TASK INSTRUCTIONS: Reproduce each record exactly. The pictures should be skipped.

--- RECORDS Enclosed Below ---

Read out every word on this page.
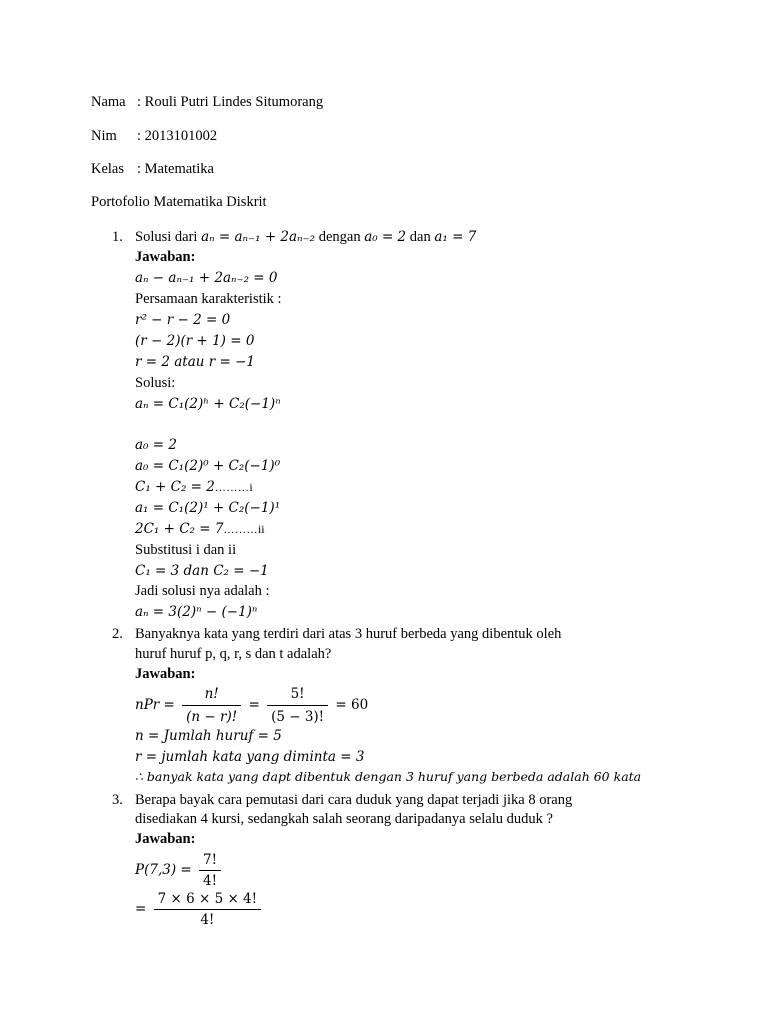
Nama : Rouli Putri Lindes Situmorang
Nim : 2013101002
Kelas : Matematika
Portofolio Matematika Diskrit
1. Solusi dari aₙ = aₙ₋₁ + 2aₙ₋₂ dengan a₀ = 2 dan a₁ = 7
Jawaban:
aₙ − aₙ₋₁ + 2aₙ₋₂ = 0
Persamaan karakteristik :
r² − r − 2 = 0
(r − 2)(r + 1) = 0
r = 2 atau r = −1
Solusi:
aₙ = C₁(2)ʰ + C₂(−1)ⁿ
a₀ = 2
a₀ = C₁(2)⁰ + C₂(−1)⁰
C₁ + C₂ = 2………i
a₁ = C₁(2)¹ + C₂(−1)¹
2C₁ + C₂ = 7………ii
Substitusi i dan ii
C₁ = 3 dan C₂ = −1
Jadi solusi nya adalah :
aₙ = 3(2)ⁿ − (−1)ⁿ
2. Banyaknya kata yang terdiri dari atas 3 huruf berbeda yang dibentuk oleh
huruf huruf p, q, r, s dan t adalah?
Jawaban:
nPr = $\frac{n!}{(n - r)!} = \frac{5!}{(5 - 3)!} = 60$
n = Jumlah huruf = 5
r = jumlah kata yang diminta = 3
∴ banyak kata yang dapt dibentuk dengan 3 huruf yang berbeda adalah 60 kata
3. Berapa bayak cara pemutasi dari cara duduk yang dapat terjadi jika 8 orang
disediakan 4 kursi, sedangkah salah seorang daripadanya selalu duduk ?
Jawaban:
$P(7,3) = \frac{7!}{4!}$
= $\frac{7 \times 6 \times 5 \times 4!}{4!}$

--- End of Enclosed RECORDS ---

EXPECTED OUTPUT:
Read out every word on this page.
Nama : Rouli Putri Lindes Situmorang
Nim : 2013101002
Kelas : Matematika
Portofolio Matematika Diskrit
1. Solusi dari aₙ = aₙ₋₁ + 2aₙ₋₂ dengan a₀ = 2 dan a₁ = 7
Jawaban:
aₙ − aₙ₋₁ + 2aₙ₋₂ = 0
Persamaan karakteristik :
r² − r − 2 = 0
(r − 2)(r + 1) = 0
r = 2 atau r = −1
Solusi:
aₙ = C₁(2)ʰ + C₂(−1)ⁿ
a₀ = 2
a₀ = C₁(2)⁰ + C₂(−1)⁰
C₁ + C₂ = 2………i
a₁ = C₁(2)¹ + C₂(−1)¹
2C₁ + C₂ = 7………ii
Substitusi i dan ii
C₁ = 3 dan C₂ = −1
Jadi solusi nya adalah :
aₙ = 3(2)ⁿ − (−1)ⁿ
2. Banyaknya kata yang terdiri dari atas 3 huruf berbeda yang dibentuk oleh
huruf huruf p, q, r, s dan t adalah?
Jawaban:
nPr = $\frac{n!}{(n - r)!} = \frac{5!}{(5 - 3)!} = 60$
n = Jumlah huruf = 5
r = jumlah kata yang diminta = 3
∴ banyak kata yang dapt dibentuk dengan 3 huruf yang berbeda adalah 60 kata
3. Berapa bayak cara pemutasi dari cara duduk yang dapat terjadi jika 8 orang
disediakan 4 kursi, sedangkah salah seorang daripadanya selalu duduk ?
Jawaban:
$P(7,3) = \frac{7!}{4!}$
= $\frac{7 \times 6 \times 5 \times 4!}{4!}$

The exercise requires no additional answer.